Work to do
Count the lines in the records below that contain the word "GRAL", and give only that number.

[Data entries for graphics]
◆ ◆ ◆ ◆
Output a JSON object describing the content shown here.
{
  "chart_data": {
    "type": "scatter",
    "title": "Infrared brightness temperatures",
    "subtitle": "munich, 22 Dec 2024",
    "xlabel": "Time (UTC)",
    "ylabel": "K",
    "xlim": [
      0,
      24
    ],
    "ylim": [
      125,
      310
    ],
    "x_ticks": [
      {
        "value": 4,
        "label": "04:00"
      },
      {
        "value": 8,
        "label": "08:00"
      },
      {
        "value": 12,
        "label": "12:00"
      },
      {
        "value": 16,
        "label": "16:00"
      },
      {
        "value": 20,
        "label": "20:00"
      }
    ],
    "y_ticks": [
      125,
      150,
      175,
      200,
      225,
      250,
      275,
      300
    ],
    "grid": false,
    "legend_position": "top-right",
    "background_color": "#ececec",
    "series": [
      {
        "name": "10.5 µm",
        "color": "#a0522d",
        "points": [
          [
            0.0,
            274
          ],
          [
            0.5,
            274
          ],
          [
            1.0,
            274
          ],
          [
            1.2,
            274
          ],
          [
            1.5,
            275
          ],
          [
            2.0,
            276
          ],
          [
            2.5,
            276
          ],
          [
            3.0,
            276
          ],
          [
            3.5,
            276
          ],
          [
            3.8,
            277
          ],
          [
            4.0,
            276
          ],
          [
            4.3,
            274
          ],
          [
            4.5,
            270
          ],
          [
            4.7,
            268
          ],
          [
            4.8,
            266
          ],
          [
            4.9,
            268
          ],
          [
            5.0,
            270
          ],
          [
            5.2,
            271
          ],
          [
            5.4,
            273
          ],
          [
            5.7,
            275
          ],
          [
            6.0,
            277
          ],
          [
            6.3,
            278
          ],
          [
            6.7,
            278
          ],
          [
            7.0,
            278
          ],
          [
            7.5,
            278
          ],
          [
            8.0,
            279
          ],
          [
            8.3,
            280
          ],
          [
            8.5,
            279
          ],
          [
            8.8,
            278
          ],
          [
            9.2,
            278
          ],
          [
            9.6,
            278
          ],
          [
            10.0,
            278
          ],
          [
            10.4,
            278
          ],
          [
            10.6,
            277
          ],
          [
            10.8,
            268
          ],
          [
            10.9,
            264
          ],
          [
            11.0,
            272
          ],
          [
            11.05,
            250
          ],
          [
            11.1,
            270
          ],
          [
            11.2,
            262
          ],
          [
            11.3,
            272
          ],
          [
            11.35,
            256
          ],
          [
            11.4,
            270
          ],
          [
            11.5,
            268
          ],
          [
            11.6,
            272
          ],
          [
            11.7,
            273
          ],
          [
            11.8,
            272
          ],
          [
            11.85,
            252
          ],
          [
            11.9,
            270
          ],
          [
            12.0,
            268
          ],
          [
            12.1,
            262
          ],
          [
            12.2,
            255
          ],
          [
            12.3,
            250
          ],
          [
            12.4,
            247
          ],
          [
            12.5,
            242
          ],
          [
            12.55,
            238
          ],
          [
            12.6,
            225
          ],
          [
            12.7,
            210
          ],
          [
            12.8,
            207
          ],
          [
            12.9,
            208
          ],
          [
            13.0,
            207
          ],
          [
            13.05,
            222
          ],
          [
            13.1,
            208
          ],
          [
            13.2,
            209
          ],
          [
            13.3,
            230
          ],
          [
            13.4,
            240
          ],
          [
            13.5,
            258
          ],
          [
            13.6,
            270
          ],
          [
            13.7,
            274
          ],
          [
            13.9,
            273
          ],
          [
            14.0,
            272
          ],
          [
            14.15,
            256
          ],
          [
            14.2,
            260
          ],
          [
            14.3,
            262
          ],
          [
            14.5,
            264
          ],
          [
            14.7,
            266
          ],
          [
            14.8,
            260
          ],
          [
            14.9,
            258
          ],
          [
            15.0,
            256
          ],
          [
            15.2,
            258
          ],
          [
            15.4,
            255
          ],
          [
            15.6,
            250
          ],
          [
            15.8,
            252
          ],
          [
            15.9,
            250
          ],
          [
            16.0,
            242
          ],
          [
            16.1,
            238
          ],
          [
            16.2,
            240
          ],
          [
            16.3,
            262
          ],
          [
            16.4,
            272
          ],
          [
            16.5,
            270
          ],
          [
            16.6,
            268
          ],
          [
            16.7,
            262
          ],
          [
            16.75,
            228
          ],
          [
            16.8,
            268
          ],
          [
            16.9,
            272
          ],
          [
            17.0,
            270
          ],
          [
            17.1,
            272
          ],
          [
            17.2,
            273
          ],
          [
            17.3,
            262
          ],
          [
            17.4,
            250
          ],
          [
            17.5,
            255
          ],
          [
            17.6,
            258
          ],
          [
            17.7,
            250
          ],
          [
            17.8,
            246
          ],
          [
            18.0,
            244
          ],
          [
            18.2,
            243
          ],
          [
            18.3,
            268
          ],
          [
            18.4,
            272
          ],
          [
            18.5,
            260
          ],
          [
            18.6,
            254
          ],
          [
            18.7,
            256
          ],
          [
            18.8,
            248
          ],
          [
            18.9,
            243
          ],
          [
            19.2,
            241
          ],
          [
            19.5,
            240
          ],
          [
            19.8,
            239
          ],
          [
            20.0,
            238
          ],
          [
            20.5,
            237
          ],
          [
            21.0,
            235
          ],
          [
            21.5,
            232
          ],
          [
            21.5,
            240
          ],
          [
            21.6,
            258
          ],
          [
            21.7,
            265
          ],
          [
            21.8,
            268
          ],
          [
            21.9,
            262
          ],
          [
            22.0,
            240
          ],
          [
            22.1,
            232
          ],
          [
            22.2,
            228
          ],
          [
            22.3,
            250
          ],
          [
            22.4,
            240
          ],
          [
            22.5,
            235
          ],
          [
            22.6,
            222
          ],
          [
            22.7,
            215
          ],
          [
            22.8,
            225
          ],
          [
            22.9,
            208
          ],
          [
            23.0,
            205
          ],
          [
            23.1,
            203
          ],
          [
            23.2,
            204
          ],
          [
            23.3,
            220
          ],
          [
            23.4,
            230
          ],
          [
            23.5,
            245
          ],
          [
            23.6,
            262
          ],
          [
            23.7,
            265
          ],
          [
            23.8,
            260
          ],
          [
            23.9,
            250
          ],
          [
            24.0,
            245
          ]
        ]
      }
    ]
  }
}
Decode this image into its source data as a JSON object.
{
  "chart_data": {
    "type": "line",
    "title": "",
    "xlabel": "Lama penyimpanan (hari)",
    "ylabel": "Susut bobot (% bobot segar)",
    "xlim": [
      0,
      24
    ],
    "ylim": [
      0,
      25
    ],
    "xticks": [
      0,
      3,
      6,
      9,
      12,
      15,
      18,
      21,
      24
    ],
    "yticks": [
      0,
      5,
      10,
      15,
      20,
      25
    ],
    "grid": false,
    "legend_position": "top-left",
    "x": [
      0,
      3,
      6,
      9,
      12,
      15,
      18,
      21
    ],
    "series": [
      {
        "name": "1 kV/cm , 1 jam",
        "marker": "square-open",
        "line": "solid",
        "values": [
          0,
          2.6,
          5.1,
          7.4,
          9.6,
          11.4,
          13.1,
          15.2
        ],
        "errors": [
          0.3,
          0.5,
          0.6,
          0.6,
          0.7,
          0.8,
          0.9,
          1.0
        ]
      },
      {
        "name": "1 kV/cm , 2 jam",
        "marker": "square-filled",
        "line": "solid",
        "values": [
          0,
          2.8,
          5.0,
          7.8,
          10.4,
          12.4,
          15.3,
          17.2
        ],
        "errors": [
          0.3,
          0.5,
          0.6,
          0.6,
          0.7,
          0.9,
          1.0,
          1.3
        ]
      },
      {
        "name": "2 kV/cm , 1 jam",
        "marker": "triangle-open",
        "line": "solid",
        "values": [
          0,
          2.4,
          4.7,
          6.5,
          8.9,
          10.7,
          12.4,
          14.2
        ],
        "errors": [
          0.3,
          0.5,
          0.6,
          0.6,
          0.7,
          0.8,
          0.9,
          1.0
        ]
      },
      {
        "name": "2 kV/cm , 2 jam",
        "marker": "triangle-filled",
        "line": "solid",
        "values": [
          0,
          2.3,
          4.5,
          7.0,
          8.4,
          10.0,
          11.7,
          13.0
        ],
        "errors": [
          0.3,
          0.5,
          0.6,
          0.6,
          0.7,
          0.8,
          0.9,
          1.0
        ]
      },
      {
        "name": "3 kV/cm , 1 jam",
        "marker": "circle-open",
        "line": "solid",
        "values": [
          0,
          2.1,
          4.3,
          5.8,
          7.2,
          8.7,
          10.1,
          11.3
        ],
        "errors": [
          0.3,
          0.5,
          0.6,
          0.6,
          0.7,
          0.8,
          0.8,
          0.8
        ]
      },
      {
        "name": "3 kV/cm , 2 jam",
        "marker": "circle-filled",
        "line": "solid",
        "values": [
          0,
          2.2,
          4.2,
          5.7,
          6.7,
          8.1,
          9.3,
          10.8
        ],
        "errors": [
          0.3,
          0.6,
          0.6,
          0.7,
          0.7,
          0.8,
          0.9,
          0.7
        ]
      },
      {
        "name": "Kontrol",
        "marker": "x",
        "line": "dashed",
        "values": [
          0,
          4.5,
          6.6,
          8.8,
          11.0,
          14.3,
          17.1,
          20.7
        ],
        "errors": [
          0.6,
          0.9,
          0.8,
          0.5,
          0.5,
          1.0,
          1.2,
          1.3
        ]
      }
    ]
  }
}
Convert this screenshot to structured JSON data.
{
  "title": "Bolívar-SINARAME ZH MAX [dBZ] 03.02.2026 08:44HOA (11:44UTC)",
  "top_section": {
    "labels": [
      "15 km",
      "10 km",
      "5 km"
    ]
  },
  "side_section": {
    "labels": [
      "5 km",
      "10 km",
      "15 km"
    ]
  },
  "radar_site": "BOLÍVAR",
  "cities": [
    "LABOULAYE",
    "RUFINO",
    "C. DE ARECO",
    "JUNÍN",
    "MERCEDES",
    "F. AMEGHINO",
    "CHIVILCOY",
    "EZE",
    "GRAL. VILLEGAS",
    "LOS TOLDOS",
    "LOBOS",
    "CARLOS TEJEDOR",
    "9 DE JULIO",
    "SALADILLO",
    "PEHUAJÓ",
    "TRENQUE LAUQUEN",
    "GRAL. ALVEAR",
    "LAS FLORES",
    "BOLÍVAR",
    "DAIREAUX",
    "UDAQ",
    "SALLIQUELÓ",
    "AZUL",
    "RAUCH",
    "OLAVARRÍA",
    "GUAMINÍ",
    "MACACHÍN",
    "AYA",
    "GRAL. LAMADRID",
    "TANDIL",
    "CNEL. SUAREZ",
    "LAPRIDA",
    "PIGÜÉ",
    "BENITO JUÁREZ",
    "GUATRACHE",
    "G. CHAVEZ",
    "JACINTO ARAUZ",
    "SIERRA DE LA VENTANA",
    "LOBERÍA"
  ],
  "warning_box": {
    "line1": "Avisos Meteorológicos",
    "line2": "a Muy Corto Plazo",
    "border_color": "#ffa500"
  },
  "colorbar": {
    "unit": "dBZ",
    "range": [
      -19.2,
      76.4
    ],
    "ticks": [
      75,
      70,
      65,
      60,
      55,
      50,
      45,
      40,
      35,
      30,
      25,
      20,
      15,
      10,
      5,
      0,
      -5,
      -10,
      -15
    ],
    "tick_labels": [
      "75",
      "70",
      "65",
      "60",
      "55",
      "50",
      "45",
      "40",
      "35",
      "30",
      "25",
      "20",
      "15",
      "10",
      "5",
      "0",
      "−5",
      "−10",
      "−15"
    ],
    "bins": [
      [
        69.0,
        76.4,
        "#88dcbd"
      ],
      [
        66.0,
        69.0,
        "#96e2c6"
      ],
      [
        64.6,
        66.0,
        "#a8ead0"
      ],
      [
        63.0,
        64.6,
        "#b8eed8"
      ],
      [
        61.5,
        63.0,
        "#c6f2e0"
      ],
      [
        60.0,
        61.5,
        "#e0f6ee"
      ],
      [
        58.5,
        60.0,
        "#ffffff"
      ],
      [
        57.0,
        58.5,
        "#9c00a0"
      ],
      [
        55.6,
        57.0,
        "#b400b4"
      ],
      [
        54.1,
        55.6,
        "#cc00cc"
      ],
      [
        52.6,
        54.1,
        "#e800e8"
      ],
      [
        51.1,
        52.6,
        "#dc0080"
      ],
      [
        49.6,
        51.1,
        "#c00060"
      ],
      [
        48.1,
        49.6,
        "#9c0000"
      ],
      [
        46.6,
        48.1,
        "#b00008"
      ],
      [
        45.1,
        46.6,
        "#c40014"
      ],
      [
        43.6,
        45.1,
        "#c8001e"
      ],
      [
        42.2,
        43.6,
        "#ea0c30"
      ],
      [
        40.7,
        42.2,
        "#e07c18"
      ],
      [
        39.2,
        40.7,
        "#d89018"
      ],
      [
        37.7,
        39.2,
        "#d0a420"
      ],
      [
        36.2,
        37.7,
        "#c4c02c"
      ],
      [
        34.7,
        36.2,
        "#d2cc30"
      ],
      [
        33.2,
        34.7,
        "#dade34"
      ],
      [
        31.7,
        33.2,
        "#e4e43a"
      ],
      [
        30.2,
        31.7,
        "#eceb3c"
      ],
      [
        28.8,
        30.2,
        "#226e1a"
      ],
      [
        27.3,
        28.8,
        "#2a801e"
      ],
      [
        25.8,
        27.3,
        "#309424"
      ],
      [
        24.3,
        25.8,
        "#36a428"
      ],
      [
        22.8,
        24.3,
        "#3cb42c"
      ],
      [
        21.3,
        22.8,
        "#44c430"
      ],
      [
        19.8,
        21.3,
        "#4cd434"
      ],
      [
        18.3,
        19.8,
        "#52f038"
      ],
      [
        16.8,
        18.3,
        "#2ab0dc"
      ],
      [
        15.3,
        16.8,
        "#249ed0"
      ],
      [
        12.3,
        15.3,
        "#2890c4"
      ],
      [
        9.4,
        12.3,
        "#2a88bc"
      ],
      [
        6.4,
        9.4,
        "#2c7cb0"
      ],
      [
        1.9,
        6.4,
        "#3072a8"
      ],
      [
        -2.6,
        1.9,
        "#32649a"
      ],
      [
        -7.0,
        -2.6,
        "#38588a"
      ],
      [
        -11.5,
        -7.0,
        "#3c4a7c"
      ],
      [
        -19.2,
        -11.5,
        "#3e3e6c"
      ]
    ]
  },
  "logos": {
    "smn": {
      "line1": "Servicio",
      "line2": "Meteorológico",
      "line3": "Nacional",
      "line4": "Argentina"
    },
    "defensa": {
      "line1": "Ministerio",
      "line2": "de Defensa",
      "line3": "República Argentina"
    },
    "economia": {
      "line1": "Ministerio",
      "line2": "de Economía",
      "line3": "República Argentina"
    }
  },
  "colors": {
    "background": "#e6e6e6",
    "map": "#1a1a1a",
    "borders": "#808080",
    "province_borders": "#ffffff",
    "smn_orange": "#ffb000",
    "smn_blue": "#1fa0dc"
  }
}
◆ ◆ ◆ ◆
Exercise result
3